▶ DATASET RECORDS
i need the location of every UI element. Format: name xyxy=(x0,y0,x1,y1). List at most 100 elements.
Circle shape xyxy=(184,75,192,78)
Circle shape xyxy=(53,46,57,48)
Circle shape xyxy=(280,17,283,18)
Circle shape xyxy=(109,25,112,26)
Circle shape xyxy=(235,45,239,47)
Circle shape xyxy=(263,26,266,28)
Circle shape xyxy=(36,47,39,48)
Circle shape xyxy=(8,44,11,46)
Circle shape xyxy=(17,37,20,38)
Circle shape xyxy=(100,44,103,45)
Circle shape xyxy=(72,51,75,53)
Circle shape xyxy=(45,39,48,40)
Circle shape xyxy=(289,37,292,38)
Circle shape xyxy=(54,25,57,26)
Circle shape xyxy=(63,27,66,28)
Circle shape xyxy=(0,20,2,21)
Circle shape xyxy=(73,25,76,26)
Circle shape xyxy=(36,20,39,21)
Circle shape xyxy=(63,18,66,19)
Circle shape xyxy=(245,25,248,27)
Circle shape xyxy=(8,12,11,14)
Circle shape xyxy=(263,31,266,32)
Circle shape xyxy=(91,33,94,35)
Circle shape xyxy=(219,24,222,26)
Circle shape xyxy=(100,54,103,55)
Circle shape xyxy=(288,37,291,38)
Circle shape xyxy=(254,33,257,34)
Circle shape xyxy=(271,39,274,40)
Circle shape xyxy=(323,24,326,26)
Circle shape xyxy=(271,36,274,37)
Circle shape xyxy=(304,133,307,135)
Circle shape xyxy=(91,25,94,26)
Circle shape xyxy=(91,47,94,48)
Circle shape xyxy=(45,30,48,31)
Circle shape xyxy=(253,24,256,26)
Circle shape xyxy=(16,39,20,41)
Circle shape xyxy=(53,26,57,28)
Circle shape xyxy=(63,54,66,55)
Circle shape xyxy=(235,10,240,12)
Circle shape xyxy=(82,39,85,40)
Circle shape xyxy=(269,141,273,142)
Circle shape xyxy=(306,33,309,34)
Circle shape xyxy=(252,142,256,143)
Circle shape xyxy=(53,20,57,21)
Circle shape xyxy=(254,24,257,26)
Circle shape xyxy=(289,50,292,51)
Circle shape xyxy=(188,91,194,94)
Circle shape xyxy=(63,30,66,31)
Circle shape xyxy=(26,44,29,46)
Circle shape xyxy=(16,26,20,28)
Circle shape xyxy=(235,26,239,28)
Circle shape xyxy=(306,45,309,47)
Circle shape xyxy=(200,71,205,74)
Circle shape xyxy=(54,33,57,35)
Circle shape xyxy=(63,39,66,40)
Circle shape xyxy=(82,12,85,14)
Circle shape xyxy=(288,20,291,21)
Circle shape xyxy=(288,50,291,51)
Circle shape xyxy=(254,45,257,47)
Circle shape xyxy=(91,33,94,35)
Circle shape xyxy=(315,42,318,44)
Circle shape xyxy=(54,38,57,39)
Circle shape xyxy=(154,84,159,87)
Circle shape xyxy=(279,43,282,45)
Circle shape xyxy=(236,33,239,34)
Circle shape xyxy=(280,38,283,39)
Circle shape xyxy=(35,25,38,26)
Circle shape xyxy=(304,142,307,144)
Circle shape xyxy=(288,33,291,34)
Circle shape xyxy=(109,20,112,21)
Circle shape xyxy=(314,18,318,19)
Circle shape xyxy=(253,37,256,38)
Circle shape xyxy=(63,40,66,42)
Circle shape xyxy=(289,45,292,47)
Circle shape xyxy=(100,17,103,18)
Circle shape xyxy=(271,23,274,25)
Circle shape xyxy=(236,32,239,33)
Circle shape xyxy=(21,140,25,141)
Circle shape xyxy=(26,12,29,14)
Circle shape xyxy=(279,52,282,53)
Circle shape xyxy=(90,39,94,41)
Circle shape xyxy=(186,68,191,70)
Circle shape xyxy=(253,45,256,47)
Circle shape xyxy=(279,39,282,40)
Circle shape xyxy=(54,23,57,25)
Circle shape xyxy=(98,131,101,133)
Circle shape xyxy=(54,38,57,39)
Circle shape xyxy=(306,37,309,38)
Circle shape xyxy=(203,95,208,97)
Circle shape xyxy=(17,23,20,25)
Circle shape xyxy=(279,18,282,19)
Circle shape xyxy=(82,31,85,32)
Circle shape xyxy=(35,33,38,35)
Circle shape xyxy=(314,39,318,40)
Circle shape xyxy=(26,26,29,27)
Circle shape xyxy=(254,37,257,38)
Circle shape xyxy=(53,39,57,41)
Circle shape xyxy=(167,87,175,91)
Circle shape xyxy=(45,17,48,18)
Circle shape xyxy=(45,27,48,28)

▶ INSTRUCTIONS FOR THE TASK
Copy out the lines word for word, starting at the first one and ending at the one that contains "Circle shape xyxy=(235,45,239,47)".

▶ RESULT
i need the location of every UI element. Format: name xyxy=(x0,y0,x1,y1). List at most 100 elements.
Circle shape xyxy=(184,75,192,78)
Circle shape xyxy=(53,46,57,48)
Circle shape xyxy=(280,17,283,18)
Circle shape xyxy=(109,25,112,26)
Circle shape xyxy=(235,45,239,47)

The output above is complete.